EXERCISE PROMPT =>
Please count the lines in the listing that contain the string "axis", treating uppercase and lowercase as different, and reply with the number alone.

RECORDS FOR THE EXERCISE =>
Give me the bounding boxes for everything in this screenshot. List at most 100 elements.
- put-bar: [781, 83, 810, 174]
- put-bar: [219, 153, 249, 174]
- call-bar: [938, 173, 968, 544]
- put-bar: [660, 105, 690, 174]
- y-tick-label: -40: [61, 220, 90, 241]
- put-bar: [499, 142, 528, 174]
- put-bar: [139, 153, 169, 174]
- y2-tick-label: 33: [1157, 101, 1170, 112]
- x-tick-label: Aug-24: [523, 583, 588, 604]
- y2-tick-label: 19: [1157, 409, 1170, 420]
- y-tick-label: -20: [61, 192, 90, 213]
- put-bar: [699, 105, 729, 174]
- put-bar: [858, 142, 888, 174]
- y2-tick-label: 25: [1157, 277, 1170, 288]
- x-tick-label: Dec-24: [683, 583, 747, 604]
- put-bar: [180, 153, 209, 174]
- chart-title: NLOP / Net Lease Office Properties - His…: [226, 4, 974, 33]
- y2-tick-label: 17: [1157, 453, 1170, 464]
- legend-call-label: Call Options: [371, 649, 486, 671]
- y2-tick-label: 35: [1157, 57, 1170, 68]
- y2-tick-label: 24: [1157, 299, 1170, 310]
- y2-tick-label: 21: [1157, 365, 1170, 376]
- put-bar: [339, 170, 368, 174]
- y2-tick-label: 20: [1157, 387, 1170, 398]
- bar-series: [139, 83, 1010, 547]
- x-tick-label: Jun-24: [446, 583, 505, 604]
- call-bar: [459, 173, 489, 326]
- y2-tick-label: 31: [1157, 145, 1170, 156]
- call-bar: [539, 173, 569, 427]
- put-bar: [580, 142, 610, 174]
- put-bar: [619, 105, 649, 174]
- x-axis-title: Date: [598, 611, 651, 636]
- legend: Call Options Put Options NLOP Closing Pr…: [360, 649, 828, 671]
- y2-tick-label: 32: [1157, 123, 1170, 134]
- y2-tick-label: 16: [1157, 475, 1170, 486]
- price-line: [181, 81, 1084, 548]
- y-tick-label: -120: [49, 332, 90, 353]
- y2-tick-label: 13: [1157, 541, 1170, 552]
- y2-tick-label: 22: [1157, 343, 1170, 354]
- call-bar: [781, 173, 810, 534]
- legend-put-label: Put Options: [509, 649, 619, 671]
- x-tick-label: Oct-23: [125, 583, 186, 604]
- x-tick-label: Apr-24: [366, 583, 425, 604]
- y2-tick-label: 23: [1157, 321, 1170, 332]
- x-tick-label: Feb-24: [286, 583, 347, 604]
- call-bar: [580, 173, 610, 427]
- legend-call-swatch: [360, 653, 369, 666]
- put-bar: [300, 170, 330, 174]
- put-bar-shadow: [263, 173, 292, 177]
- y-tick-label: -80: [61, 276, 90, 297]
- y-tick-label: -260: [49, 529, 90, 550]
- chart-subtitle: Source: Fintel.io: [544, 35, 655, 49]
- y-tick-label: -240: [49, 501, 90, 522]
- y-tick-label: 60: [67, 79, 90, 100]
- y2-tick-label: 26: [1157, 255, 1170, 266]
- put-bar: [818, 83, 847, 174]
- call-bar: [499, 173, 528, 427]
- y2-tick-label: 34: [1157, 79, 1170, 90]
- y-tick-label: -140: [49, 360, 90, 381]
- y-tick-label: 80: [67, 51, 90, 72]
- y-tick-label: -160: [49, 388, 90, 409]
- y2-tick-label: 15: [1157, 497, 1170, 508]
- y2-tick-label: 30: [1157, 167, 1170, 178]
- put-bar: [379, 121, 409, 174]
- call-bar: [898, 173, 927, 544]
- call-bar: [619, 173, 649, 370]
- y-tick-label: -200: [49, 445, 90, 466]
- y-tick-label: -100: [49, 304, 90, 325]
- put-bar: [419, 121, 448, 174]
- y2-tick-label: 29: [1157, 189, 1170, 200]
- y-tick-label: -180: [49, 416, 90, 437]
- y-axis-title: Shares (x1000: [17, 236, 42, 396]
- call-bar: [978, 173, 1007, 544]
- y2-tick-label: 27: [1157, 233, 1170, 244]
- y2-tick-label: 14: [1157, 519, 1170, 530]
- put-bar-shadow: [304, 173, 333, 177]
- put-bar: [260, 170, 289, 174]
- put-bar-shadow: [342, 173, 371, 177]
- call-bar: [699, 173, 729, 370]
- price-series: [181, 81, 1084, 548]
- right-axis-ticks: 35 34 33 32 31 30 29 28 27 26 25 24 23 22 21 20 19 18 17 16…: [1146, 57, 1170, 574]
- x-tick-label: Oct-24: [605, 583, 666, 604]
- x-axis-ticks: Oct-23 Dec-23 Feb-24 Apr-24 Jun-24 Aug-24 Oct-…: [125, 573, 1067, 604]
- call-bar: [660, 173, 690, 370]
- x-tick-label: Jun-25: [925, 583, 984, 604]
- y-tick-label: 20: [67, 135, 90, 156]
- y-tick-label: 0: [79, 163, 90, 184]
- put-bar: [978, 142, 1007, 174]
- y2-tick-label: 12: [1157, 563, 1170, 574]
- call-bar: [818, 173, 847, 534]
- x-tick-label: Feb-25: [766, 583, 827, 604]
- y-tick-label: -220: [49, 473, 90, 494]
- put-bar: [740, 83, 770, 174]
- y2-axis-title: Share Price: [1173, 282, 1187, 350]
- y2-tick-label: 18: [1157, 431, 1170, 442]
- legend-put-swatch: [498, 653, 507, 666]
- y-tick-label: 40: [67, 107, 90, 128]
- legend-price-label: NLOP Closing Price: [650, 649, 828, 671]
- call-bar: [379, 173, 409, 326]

COMPLETE RESPONSE =>
5